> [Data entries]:
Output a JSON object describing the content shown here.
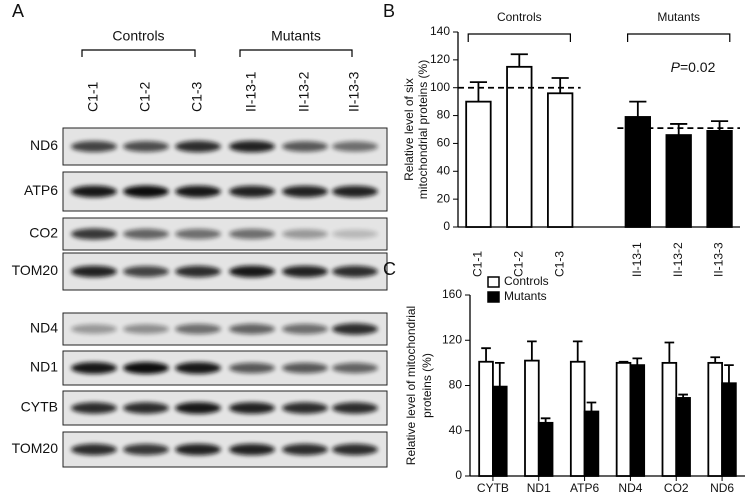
{
  "blot": {
    "panel": "A",
    "groups": [
      {
        "label": "Controls",
        "lanes": [
          "C1-1",
          "C1-2",
          "C1-3"
        ]
      },
      {
        "label": "Mutants",
        "lanes": [
          "II-13-1",
          "II-13-2",
          "II-13-3"
        ]
      }
    ],
    "rows": [
      "ND6",
      "ATP6",
      "CO2",
      "TOM20",
      "ND4",
      "ND1",
      "CYTB",
      "TOM20"
    ]
  },
  "chart_data": [
    {
      "panel": "B",
      "type": "bar",
      "y_label": [
        "Relative level of six",
        "mitochondrial proteins (%)"
      ],
      "categories": [
        "C1-1",
        "C1-2",
        "C1-3",
        "II-13-1",
        "II-13-2",
        "II-13-3"
      ],
      "series": [
        {
          "name": "Controls",
          "color": "#ffffff",
          "values": [
            90,
            115,
            96,
            null,
            null,
            null
          ],
          "errors": [
            14,
            9,
            11,
            null,
            null,
            null
          ],
          "mean_line": 100
        },
        {
          "name": "Mutants",
          "color": "#000000",
          "values": [
            null,
            null,
            null,
            79,
            66,
            69
          ],
          "errors": [
            null,
            null,
            null,
            11,
            8,
            7
          ],
          "mean_line": 71
        }
      ],
      "annotation": "P=0.02",
      "ylim": [
        0,
        140
      ],
      "yticks": [
        0,
        20,
        40,
        60,
        80,
        100,
        120,
        140
      ],
      "legend": false
    },
    {
      "panel": "C",
      "type": "bar",
      "y_label": [
        "Relative level of mitochondrial",
        "proteins (%)"
      ],
      "categories": [
        "CYTB",
        "ND1",
        "ATP6",
        "ND4",
        "CO2",
        "ND6"
      ],
      "series": [
        {
          "name": "Controls",
          "color": "#ffffff",
          "values": [
            101,
            102,
            101,
            100,
            100,
            100
          ],
          "errors": [
            12,
            17,
            18,
            1,
            18,
            5
          ]
        },
        {
          "name": "Mutants",
          "color": "#000000",
          "values": [
            79,
            47,
            57,
            98,
            69,
            82
          ],
          "errors": [
            21,
            4,
            8,
            6,
            3,
            16
          ]
        }
      ],
      "ylim": [
        0,
        160
      ],
      "yticks": [
        0,
        40,
        80,
        120,
        160
      ],
      "legend": "upper left"
    }
  ]
}
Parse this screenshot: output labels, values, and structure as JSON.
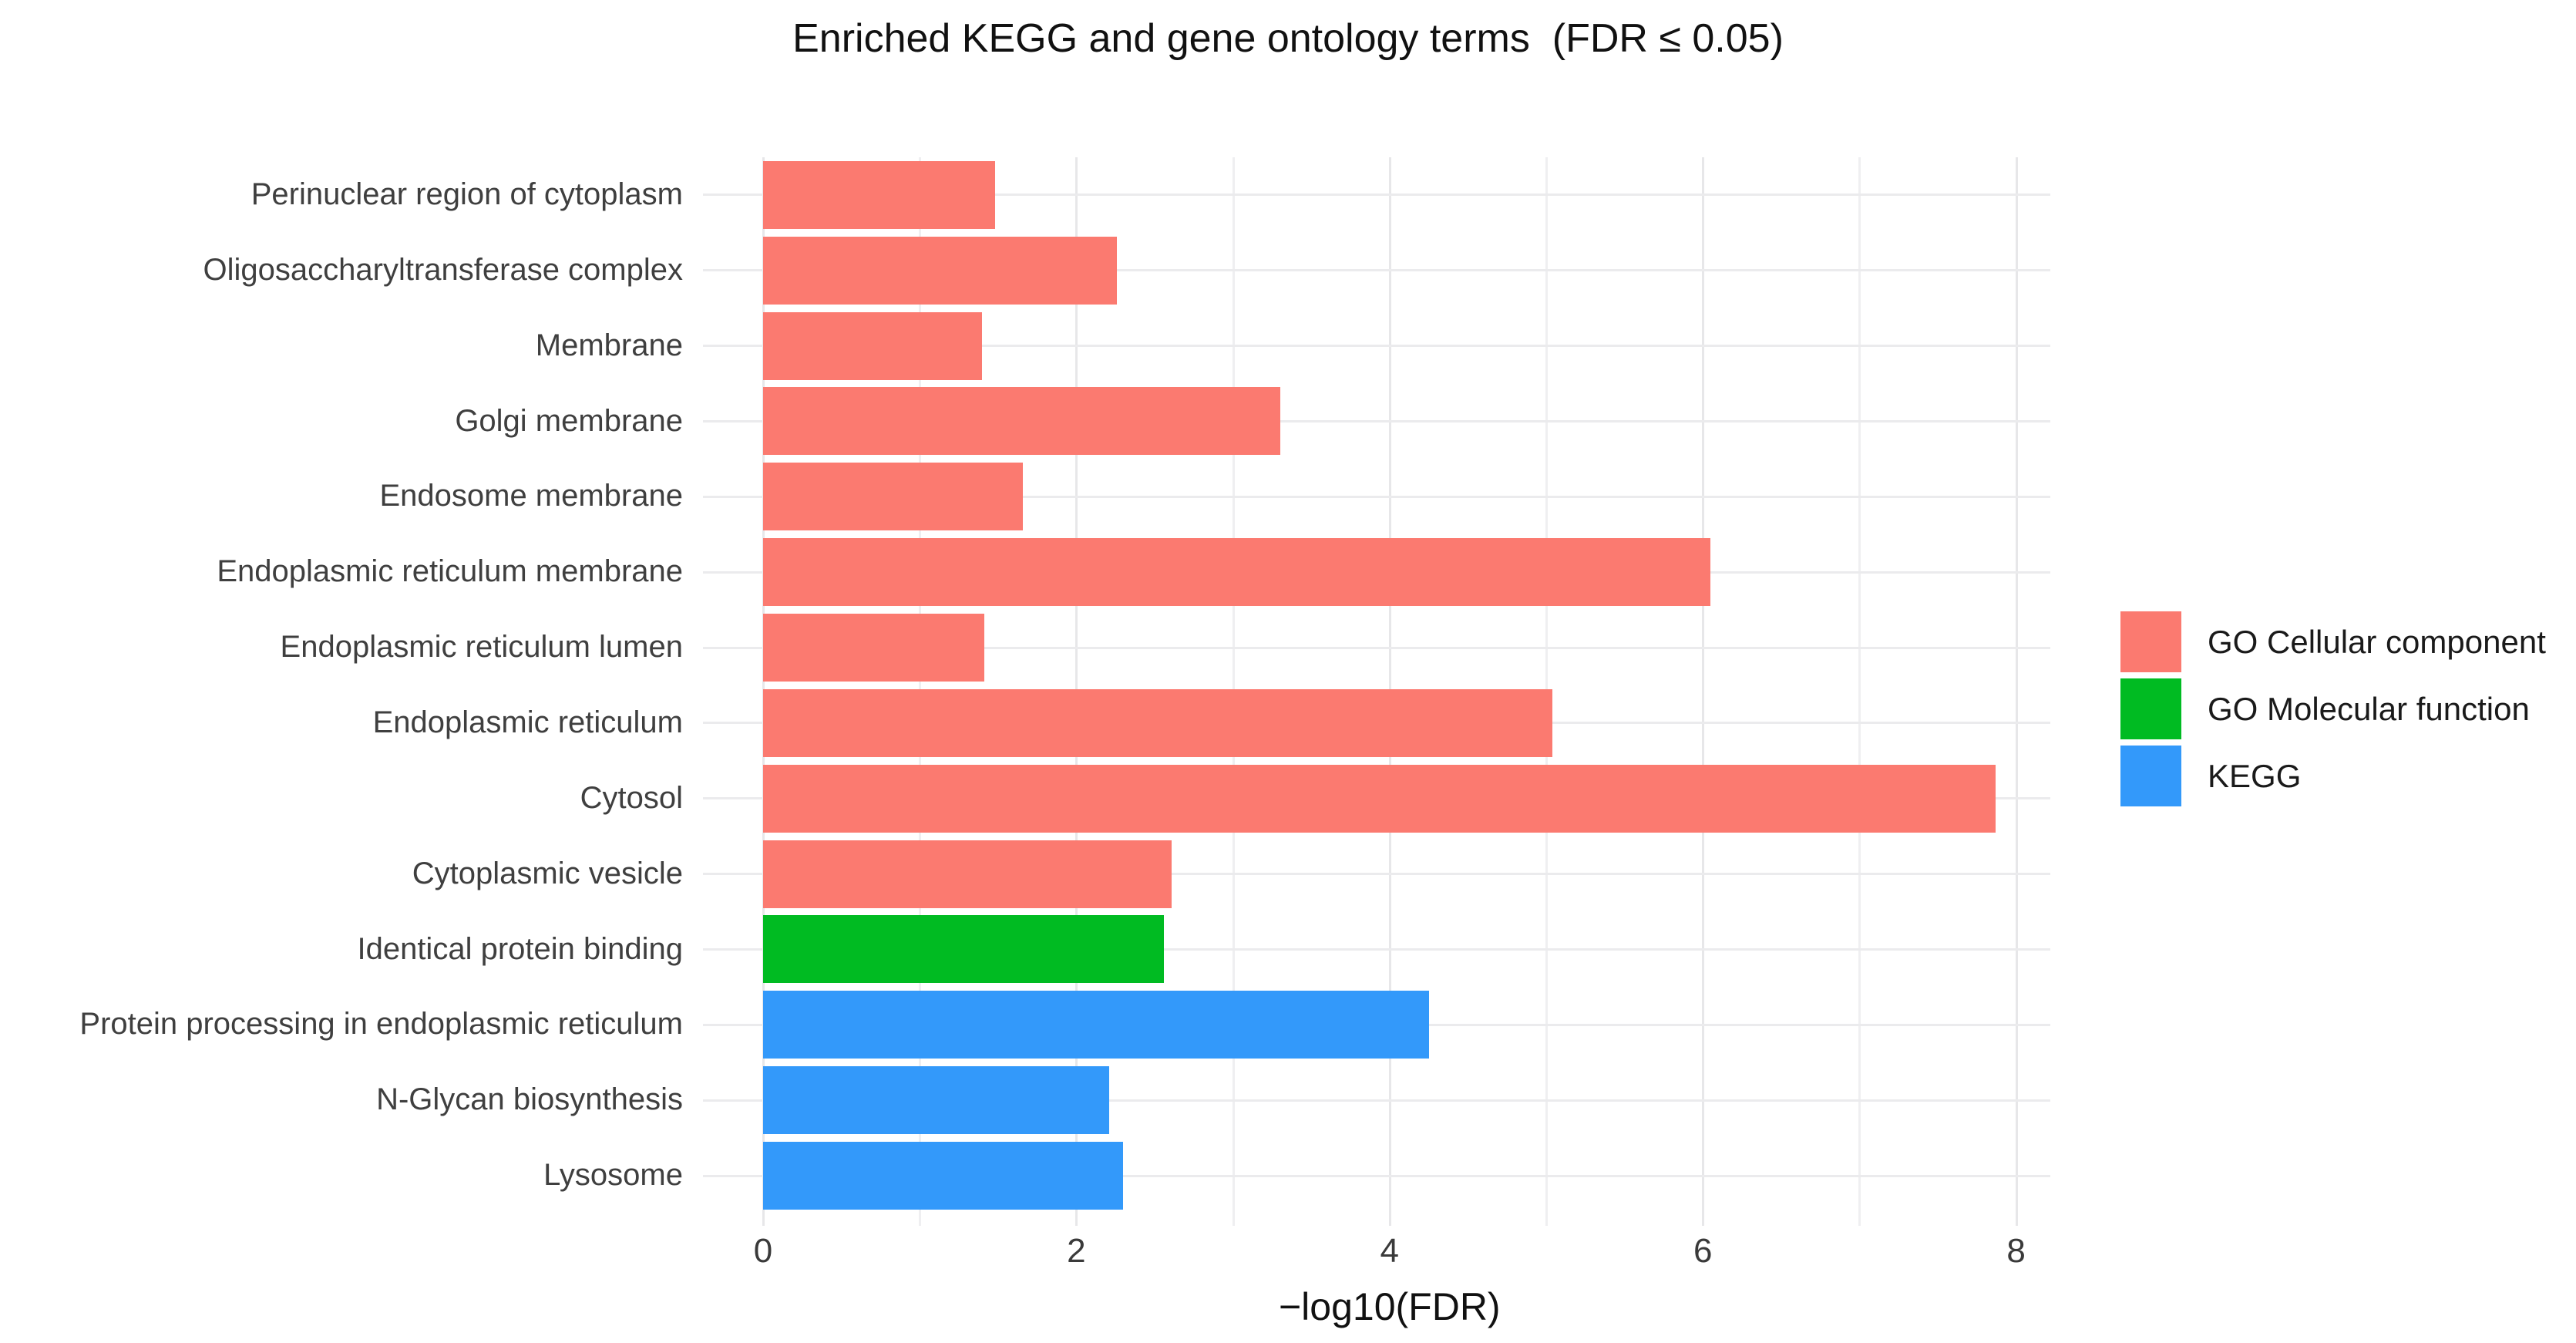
{
  "title": "Enriched KEGG and gene ontology terms  (FDR ≤ 0.05)",
  "chart_data": {
    "type": "bar",
    "orientation": "horizontal",
    "title": "Enriched KEGG and gene ontology terms  (FDR ≤ 0.05)",
    "xlabel": "−log10(FDR)",
    "ylabel": "",
    "xlim": [
      0,
      8.2
    ],
    "x_major_ticks": [
      0,
      2,
      4,
      6,
      8
    ],
    "x_minor_gridlines": [
      1,
      3,
      5,
      7
    ],
    "grid": "light gray vertical gridlines at every integer; light gray horizontal gridline at each category",
    "legend_position": "right-center",
    "background": "#ffffff",
    "categories": [
      "Perinuclear region of cytoplasm",
      "Oligosaccharyltransferase complex",
      "Membrane",
      "Golgi membrane",
      "Endosome membrane",
      "Endoplasmic reticulum membrane",
      "Endoplasmic reticulum lumen",
      "Endoplasmic reticulum",
      "Cytosol",
      "Cytoplasmic vesicle",
      "Identical protein binding",
      "Protein processing in endoplasmic reticulum",
      "N-Glycan biosynthesis",
      "Lysosome"
    ],
    "values": [
      1.48,
      2.26,
      1.4,
      3.3,
      1.66,
      6.05,
      1.41,
      5.04,
      7.87,
      2.61,
      2.56,
      4.25,
      2.21,
      2.3
    ],
    "group_index": [
      0,
      0,
      0,
      0,
      0,
      0,
      0,
      0,
      0,
      0,
      1,
      2,
      2,
      2
    ],
    "groups": [
      {
        "name": "GO Cellular component",
        "color": "#fb7a70"
      },
      {
        "name": "GO Molecular function",
        "color": "#00bb22"
      },
      {
        "name": "KEGG",
        "color": "#3399fa"
      }
    ]
  },
  "legend": {
    "items": [
      {
        "label": "GO Cellular component",
        "color": "#fb7a70"
      },
      {
        "label": "GO Molecular function",
        "color": "#00bb22"
      },
      {
        "label": "KEGG",
        "color": "#3399fa"
      }
    ]
  },
  "colors": {
    "grid_major": "#e7e7e9",
    "grid_minor": "#efeff1",
    "axis_text": "#3f3f3f",
    "title_text": "#111111"
  }
}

> [Prompt]:
Where a line of the data contains "KEGG", copy that line.

> [Response to the task]:
  "title": "Enriched KEGG and gene ontology terms  (FDR ≤ 0.05)",
    "title": "Enriched KEGG and gene ontology terms  (FDR ≤ 0.05)",
        "name": "KEGG",
        "label": "KEGG",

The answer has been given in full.